▸ **Short exercise**:
Whenever a line contains the string "平均分成", copy it out of the entries.

>> begin Task data

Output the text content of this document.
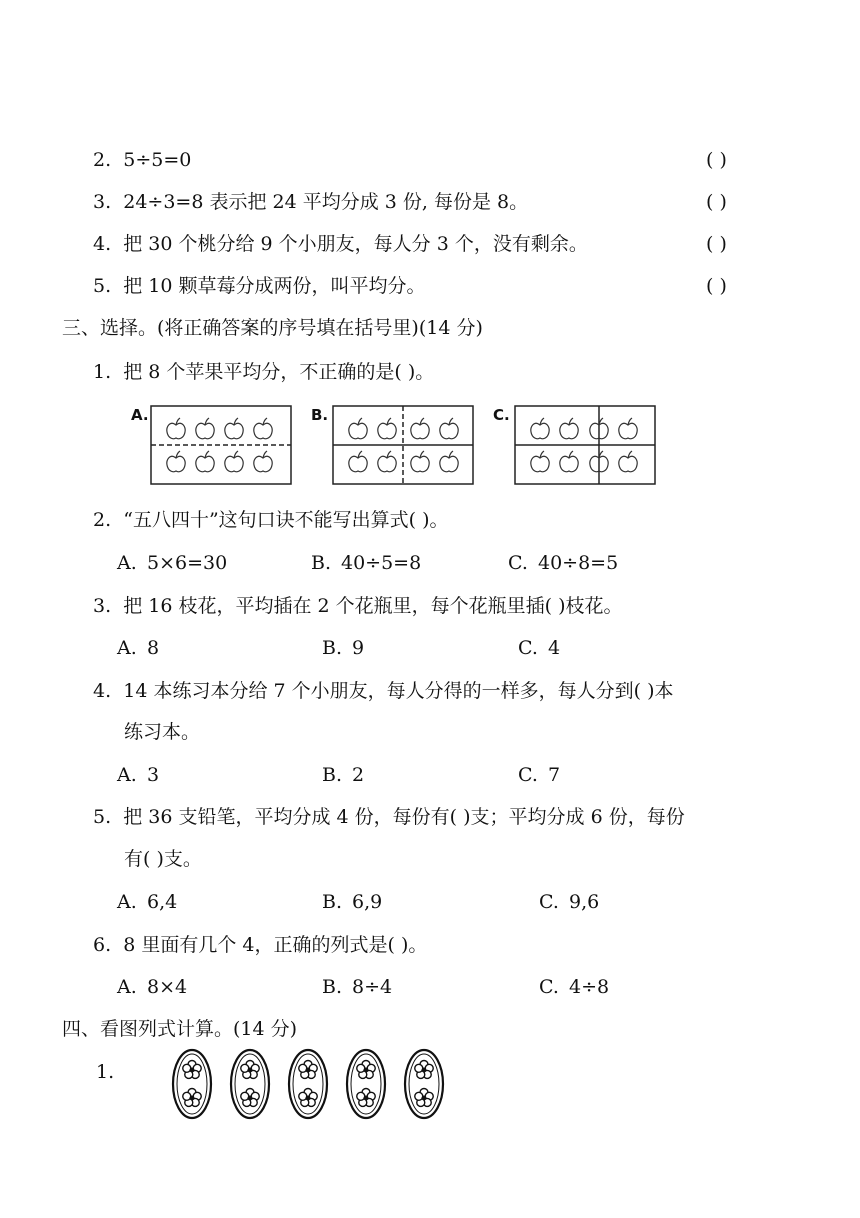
2. 5÷5=0	( )
3. 24÷3=8 表示把 24 平均分成 3 份, 每份是 8。	( )
4. 把 30 个桃分给 9 个小朋友，每人分 3 个，没有剩余。	( )
5. 把 10 颗草莓分成两份，叫平均分。	( )
三、选择。(将正确答案的序号填在括号里)(14 分)
1. 把 8 个苹果平均分，不正确的是( )。
A.	B.	C.
2. “五八四十”这句口诀不能写出算式( )。
A. 5×6=30	B. 40÷5=8	C. 40÷8=5
3. 把 16 枝花，平均插在 2 个花瓶里，每个花瓶里插( )枝花。
A. 8	B. 9	C. 4
4. 14 本练习本分给 7 个小朋友，每人分得的一样多，每人分到( )本
练习本。
A. 3	B. 2	C. 7
5. 把 36 支铅笔，平均分成 4 份，每份有( )支；平均分成 6 份，每份
有( )支。
A. 6,4	B. 6,9	C. 9,6
6. 8 里面有几个 4，正确的列式是( )。
A. 8×4	B. 8÷4	C. 4÷8
四、看图列式计算。(14 分)
1.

>> end Task data

▸ **Written response**:
3. 24÷3=8 表示把 24 平均分成 3 份, 每份是 8。	( )
5. 把 36 支铅笔，平均分成 4 份，每份有( )支；平均分成 6 份，每份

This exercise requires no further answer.